- Task directions
Look for the string "воздуха" and copy every line that has it.
## START
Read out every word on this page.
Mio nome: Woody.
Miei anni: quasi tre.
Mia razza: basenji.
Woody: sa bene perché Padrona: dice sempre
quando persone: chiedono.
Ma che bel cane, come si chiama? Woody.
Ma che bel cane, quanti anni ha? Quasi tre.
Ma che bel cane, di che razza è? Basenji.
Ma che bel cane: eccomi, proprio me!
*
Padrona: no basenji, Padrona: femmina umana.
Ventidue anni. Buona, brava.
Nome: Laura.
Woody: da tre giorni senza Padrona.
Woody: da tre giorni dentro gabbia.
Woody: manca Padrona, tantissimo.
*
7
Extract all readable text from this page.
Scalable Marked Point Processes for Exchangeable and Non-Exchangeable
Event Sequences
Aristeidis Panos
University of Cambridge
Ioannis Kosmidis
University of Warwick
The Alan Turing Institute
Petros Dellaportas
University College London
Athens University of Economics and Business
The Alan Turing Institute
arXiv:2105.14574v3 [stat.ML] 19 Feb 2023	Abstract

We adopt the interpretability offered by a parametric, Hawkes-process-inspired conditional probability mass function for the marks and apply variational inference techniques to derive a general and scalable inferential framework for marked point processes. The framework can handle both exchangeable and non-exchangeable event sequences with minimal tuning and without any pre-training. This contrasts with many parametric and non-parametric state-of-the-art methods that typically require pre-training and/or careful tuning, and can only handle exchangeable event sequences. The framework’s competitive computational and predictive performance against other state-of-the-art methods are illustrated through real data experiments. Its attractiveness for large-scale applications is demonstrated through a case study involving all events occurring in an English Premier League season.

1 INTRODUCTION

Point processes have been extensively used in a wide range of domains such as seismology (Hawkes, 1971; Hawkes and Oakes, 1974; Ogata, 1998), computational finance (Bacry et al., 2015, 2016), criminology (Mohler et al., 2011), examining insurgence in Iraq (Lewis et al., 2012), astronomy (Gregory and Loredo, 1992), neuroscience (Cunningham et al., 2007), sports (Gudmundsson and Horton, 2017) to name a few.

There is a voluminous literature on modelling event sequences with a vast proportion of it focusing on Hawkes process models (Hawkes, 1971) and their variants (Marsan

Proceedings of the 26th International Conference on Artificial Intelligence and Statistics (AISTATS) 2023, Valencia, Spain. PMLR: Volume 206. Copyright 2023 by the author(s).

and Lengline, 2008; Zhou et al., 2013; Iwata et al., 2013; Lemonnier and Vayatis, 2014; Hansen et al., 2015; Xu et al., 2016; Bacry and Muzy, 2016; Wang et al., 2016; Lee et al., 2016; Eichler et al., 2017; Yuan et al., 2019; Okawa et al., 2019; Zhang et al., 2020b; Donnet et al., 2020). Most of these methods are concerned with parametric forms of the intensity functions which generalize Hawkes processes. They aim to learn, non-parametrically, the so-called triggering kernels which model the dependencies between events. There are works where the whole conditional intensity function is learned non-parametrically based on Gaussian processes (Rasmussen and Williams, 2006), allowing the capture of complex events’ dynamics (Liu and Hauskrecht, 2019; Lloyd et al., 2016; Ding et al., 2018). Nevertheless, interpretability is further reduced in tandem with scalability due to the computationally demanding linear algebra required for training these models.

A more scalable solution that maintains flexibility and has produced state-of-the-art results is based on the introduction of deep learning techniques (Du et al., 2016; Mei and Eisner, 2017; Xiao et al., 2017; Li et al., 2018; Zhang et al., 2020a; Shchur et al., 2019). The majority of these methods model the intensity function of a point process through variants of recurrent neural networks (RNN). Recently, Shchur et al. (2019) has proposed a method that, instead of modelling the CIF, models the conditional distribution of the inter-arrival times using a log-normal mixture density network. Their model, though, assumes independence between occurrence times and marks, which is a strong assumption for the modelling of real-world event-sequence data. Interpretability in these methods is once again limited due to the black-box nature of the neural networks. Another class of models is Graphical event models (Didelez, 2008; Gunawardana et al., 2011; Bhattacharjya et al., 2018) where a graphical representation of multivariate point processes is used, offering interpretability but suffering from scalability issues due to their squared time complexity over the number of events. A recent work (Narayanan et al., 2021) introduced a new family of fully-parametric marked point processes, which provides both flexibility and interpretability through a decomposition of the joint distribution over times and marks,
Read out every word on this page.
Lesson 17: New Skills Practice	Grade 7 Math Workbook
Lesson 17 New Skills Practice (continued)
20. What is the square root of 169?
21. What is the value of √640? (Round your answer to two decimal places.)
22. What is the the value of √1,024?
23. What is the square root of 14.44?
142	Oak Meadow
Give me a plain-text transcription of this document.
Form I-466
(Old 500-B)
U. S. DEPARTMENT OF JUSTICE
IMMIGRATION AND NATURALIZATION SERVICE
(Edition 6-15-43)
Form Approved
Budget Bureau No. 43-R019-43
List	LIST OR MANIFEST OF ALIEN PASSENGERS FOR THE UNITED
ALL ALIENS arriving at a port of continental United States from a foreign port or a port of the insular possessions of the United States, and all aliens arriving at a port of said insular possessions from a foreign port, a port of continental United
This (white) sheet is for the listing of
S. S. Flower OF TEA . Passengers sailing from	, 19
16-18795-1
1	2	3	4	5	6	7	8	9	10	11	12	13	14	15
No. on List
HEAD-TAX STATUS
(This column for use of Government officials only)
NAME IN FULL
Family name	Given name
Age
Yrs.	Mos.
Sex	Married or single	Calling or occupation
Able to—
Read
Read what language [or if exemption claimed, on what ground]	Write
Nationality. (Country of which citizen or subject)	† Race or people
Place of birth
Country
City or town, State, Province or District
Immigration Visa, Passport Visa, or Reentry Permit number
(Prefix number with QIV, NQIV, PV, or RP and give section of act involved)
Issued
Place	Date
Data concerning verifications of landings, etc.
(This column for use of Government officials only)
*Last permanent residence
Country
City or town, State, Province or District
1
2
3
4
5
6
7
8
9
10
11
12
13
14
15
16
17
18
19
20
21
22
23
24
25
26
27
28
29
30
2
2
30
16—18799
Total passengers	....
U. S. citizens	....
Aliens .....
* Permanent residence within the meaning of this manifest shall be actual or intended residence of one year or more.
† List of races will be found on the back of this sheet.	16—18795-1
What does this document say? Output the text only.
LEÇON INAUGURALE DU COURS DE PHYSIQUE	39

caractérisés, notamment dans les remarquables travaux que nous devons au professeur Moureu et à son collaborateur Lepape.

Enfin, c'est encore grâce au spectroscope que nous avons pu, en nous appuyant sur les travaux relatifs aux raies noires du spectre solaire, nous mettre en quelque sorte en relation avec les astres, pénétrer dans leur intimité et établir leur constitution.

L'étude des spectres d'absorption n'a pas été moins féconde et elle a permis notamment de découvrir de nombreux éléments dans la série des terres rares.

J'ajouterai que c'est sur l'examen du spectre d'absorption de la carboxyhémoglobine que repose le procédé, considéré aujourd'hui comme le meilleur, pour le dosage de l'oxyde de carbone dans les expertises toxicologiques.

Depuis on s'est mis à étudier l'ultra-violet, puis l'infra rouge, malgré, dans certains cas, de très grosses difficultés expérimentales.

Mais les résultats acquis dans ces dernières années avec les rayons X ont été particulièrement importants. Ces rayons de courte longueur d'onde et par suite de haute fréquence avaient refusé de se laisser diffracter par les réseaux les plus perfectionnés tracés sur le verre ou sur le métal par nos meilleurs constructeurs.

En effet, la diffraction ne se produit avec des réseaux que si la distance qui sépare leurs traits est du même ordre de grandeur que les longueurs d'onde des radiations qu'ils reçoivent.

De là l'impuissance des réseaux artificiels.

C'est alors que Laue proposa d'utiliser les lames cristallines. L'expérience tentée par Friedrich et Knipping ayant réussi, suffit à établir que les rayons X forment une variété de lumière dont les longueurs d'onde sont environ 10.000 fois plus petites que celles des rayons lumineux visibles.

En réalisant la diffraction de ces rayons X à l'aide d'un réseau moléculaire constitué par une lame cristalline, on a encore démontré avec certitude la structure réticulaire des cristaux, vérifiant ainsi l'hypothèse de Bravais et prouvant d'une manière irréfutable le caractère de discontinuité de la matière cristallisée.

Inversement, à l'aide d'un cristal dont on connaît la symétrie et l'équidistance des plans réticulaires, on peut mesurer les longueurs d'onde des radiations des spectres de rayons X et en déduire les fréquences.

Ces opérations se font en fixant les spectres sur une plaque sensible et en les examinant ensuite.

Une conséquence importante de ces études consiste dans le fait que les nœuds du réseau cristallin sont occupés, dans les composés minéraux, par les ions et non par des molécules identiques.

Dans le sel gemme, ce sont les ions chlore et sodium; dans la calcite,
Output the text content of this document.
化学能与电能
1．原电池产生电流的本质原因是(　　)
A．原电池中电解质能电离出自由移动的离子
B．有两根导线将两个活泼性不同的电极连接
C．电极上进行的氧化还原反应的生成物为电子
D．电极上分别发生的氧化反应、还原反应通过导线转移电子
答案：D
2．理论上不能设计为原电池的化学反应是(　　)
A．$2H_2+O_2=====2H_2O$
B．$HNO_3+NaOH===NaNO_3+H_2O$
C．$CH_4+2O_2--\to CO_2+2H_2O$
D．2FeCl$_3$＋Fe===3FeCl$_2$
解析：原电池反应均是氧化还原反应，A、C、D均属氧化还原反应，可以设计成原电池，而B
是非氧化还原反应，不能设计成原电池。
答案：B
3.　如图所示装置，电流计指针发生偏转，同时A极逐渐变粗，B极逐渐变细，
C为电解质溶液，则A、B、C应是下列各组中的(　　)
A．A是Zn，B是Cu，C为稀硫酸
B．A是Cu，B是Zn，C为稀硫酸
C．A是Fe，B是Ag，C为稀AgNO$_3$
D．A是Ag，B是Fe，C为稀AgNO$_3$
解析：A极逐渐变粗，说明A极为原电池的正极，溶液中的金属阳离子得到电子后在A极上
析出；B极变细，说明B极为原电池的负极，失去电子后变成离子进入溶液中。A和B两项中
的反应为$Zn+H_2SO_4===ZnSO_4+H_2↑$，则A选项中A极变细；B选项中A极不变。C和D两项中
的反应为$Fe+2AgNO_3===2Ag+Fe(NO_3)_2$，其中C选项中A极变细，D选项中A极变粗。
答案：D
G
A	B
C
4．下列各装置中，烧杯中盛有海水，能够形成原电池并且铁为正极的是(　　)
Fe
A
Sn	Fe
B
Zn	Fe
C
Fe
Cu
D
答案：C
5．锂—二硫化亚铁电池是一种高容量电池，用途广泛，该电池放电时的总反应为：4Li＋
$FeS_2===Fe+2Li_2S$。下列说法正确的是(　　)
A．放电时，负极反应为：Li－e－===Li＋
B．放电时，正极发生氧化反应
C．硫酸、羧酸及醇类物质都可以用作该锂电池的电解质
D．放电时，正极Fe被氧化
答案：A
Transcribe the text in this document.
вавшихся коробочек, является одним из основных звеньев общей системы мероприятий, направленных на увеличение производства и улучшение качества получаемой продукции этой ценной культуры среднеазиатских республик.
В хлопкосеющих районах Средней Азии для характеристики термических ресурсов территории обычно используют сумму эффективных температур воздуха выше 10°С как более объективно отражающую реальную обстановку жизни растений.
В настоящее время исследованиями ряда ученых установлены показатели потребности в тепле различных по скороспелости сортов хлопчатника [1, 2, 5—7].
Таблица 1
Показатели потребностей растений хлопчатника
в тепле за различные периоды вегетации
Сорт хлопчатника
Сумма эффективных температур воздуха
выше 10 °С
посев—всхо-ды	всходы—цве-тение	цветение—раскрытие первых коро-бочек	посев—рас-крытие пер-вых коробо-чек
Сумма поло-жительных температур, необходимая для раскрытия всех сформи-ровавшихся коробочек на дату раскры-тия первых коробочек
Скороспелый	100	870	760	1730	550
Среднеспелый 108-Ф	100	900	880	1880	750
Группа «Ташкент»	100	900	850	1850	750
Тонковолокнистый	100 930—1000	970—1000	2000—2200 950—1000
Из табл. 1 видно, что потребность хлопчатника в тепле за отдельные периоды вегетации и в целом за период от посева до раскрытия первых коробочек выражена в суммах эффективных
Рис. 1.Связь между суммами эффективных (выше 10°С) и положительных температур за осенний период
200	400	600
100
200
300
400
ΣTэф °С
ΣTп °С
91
## END
- Exercise solution
В хлопкосеющих районах Средней Азии для характеристики термических ресурсов территории обычно используют сумму эффективных температур воздуха выше 10°С как более объективно отражающую реальную обстановку жизни растений.
Сумма эффективных температур воздуха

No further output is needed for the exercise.